### PROBLEM STATEMENT
All entries below need to be written out exactly, but without their pictures.

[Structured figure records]
····················

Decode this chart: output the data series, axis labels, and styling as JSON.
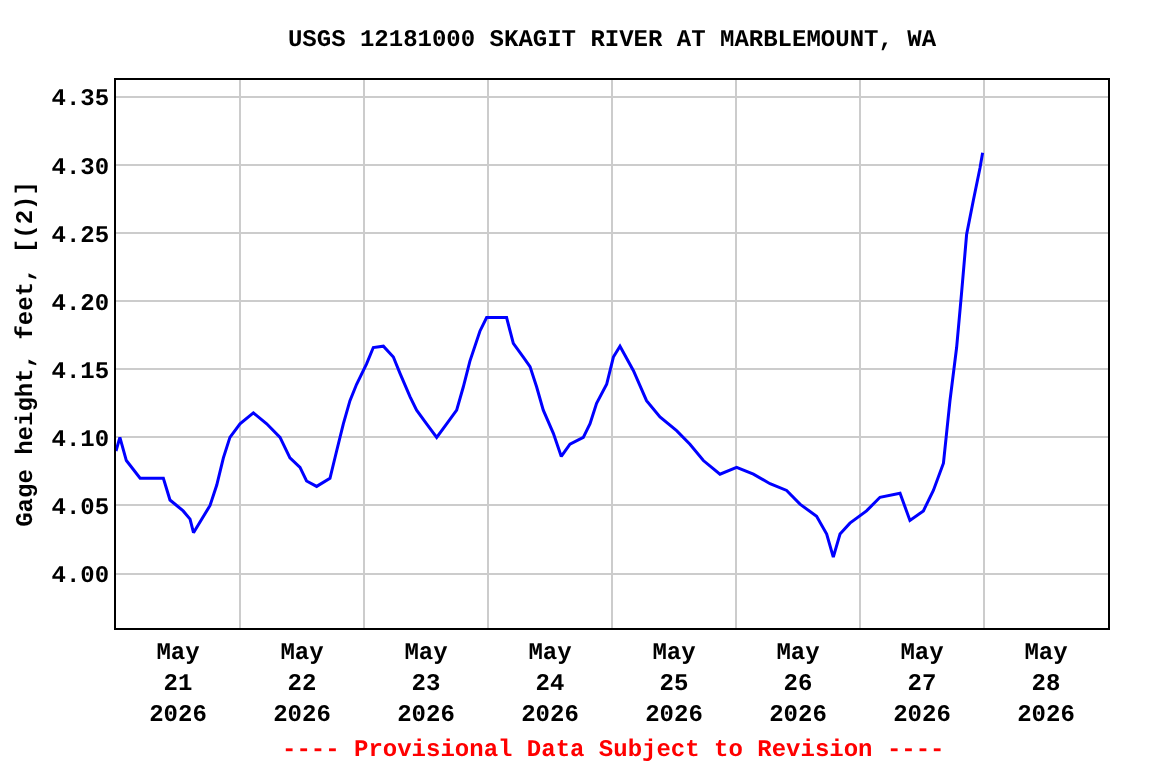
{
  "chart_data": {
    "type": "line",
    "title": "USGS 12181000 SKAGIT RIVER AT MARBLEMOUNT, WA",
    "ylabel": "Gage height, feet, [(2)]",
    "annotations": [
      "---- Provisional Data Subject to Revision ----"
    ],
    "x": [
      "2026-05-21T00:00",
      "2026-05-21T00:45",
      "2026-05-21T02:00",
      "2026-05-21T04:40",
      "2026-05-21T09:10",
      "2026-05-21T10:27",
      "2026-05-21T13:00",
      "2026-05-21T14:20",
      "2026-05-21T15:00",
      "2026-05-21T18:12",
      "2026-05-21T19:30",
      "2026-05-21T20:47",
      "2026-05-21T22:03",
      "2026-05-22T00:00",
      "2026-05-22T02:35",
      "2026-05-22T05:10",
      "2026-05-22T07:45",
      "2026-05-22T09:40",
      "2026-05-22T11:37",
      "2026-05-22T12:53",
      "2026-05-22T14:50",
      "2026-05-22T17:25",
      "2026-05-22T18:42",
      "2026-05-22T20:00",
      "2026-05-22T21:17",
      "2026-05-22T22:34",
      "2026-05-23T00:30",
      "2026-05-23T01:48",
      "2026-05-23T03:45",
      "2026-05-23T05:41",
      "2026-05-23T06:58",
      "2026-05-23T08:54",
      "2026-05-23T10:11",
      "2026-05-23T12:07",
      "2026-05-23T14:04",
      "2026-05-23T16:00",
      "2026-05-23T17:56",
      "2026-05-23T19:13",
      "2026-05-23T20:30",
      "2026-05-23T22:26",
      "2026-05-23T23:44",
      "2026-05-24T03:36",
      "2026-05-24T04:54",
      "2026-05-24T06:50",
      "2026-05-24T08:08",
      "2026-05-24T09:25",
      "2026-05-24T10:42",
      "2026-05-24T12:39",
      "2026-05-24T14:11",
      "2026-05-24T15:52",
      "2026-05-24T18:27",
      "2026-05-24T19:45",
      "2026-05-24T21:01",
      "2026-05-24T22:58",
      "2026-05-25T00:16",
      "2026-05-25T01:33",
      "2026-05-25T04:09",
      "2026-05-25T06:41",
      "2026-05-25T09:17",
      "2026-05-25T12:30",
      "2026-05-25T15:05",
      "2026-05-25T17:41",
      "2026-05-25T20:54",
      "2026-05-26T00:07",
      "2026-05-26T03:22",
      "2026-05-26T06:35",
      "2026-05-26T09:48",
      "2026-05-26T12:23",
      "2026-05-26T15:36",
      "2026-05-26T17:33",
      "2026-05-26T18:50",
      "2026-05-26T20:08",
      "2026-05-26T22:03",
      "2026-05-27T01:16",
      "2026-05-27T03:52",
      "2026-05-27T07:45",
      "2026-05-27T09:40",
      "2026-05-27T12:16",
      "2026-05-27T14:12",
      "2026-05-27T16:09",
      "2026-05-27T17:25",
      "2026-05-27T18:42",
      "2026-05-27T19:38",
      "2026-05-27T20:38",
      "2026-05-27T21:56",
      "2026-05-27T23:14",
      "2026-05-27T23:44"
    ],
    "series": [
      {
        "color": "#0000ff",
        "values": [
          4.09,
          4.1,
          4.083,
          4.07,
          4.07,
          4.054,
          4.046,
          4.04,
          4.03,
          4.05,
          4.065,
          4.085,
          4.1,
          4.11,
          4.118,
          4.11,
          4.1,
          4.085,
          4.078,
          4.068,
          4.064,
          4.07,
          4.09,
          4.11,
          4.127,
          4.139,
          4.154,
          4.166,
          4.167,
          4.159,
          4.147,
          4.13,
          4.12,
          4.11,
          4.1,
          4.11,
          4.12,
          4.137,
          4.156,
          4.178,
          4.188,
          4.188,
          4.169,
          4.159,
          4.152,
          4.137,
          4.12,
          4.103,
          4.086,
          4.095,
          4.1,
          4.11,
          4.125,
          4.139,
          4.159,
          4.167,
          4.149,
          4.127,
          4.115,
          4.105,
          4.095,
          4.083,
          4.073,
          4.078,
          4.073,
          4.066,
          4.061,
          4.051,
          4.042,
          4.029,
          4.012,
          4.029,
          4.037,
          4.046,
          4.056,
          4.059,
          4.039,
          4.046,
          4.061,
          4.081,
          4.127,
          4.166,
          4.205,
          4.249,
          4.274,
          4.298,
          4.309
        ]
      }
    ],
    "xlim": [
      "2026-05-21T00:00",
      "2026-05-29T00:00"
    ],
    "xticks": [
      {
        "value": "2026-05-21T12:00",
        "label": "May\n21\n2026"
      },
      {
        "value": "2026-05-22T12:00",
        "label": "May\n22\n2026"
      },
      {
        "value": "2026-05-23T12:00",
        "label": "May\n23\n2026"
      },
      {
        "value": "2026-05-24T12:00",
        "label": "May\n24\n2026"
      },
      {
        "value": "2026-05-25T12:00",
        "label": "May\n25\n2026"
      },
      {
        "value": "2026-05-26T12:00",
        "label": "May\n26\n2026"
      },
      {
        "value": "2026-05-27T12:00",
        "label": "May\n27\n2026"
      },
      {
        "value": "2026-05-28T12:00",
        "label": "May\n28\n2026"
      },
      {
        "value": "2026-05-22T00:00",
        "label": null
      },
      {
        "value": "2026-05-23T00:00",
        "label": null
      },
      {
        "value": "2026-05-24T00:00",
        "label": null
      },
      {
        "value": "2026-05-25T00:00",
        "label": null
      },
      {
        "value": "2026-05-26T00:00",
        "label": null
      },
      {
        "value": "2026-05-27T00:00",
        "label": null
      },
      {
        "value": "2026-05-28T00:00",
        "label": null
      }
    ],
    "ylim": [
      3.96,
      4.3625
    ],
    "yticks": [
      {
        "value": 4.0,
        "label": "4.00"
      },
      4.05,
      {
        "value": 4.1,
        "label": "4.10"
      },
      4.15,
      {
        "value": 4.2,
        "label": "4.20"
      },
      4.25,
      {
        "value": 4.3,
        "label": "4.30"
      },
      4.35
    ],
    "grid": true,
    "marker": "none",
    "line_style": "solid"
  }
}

····················

### RESPONSE
Decode this chart: output the data series, axis labels, and styling as JSON.
{
  "chart_data": {
    "type": "line",
    "title": "USGS 12181000 SKAGIT RIVER AT MARBLEMOUNT, WA",
    "ylabel": "Gage height, feet, [(2)]",
    "annotations": [
      "---- Provisional Data Subject to Revision ----"
    ],
    "x": [
      "2026-05-21T00:00",
      "2026-05-21T00:45",
      "2026-05-21T02:00",
      "2026-05-21T04:40",
      "2026-05-21T09:10",
      "2026-05-21T10:27",
      "2026-05-21T13:00",
      "2026-05-21T14:20",
      "2026-05-21T15:00",
      "2026-05-21T18:12",
      "2026-05-21T19:30",
      "2026-05-21T20:47",
      "2026-05-21T22:03",
      "2026-05-22T00:00",
      "2026-05-22T02:35",
      "2026-05-22T05:10",
      "2026-05-22T07:45",
      "2026-05-22T09:40",
      "2026-05-22T11:37",
      "2026-05-22T12:53",
      "2026-05-22T14:50",
      "2026-05-22T17:25",
      "2026-05-22T18:42",
      "2026-05-22T20:00",
      "2026-05-22T21:17",
      "2026-05-22T22:34",
      "2026-05-23T00:30",
      "2026-05-23T01:48",
      "2026-05-23T03:45",
      "2026-05-23T05:41",
      "2026-05-23T06:58",
      "2026-05-23T08:54",
      "2026-05-23T10:11",
      "2026-05-23T12:07",
      "2026-05-23T14:04",
      "2026-05-23T16:00",
      "2026-05-23T17:56",
      "2026-05-23T19:13",
      "2026-05-23T20:30",
      "2026-05-23T22:26",
      "2026-05-23T23:44",
      "2026-05-24T03:36",
      "2026-05-24T04:54",
      "2026-05-24T06:50",
      "2026-05-24T08:08",
      "2026-05-24T09:25",
      "2026-05-24T10:42",
      "2026-05-24T12:39",
      "2026-05-24T14:11",
      "2026-05-24T15:52",
      "2026-05-24T18:27",
      "2026-05-24T19:45",
      "2026-05-24T21:01",
      "2026-05-24T22:58",
      "2026-05-25T00:16",
      "2026-05-25T01:33",
      "2026-05-25T04:09",
      "2026-05-25T06:41",
      "2026-05-25T09:17",
      "2026-05-25T12:30",
      "2026-05-25T15:05",
      "2026-05-25T17:41",
      "2026-05-25T20:54",
      "2026-05-26T00:07",
      "2026-05-26T03:22",
      "2026-05-26T06:35",
      "2026-05-26T09:48",
      "2026-05-26T12:23",
      "2026-05-26T15:36",
      "2026-05-26T17:33",
      "2026-05-26T18:50",
      "2026-05-26T20:08",
      "2026-05-26T22:03",
      "2026-05-27T01:16",
      "2026-05-27T03:52",
      "2026-05-27T07:45",
      "2026-05-27T09:40",
      "2026-05-27T12:16",
      "2026-05-27T14:12",
      "2026-05-27T16:09",
      "2026-05-27T17:25",
      "2026-05-27T18:42",
      "2026-05-27T19:38",
      "2026-05-27T20:38",
      "2026-05-27T21:56",
      "2026-05-27T23:14",
      "2026-05-27T23:44"
    ],
    "series": [
      {
        "color": "#0000ff",
        "values": [
          4.09,
          4.1,
          4.083,
          4.07,
          4.07,
          4.054,
          4.046,
          4.04,
          4.03,
          4.05,
          4.065,
          4.085,
          4.1,
          4.11,
          4.118,
          4.11,
          4.1,
          4.085,
          4.078,
          4.068,
          4.064,
          4.07,
          4.09,
          4.11,
          4.127,
          4.139,
          4.154,
          4.166,
          4.167,
          4.159,
          4.147,
          4.13,
          4.12,
          4.11,
          4.1,
          4.11,
          4.12,
          4.137,
          4.156,
          4.178,
          4.188,
          4.188,
          4.169,
          4.159,
          4.152,
          4.137,
          4.12,
          4.103,
          4.086,
          4.095,
          4.1,
          4.11,
          4.125,
          4.139,
          4.159,
          4.167,
          4.149,
          4.127,
          4.115,
          4.105,
          4.095,
          4.083,
          4.073,
          4.078,
          4.073,
          4.066,
          4.061,
          4.051,
          4.042,
          4.029,
          4.012,
          4.029,
          4.037,
          4.046,
          4.056,
          4.059,
          4.039,
          4.046,
          4.061,
          4.081,
          4.127,
          4.166,
          4.205,
          4.249,
          4.274,
          4.298,
          4.309
        ]
      }
    ],
    "xlim": [
      "2026-05-21T00:00",
      "2026-05-29T00:00"
    ],
    "xticks": [
      {
        "value": "2026-05-21T12:00",
        "label": "May\n21\n2026"
      },
      {
        "value": "2026-05-22T12:00",
        "label": "May\n22\n2026"
      },
      {
        "value": "2026-05-23T12:00",
        "label": "May\n23\n2026"
      },
      {
        "value": "2026-05-24T12:00",
        "label": "May\n24\n2026"
      },
      {
        "value": "2026-05-25T12:00",
        "label": "May\n25\n2026"
      },
      {
        "value": "2026-05-26T12:00",
        "label": "May\n26\n2026"
      },
      {
        "value": "2026-05-27T12:00",
        "label": "May\n27\n2026"
      },
      {
        "value": "2026-05-28T12:00",
        "label": "May\n28\n2026"
      },
      {
        "value": "2026-05-22T00:00",
        "label": null
      },
      {
        "value": "2026-05-23T00:00",
        "label": null
      },
      {
        "value": "2026-05-24T00:00",
        "label": null
      },
      {
        "value": "2026-05-25T00:00",
        "label": null
      },
      {
        "value": "2026-05-26T00:00",
        "label": null
      },
      {
        "value": "2026-05-27T00:00",
        "label": null
      },
      {
        "value": "2026-05-28T00:00",
        "label": null
      }
    ],
    "ylim": [
      3.96,
      4.3625
    ],
    "yticks": [
      {
        "value": 4.0,
        "label": "4.00"
      },
      4.05,
      {
        "value": 4.1,
        "label": "4.10"
      },
      4.15,
      {
        "value": 4.2,
        "label": "4.20"
      },
      4.25,
      {
        "value": 4.3,
        "label": "4.30"
      },
      4.35
    ],
    "grid": true,
    "marker": "none",
    "line_style": "solid"
  }
}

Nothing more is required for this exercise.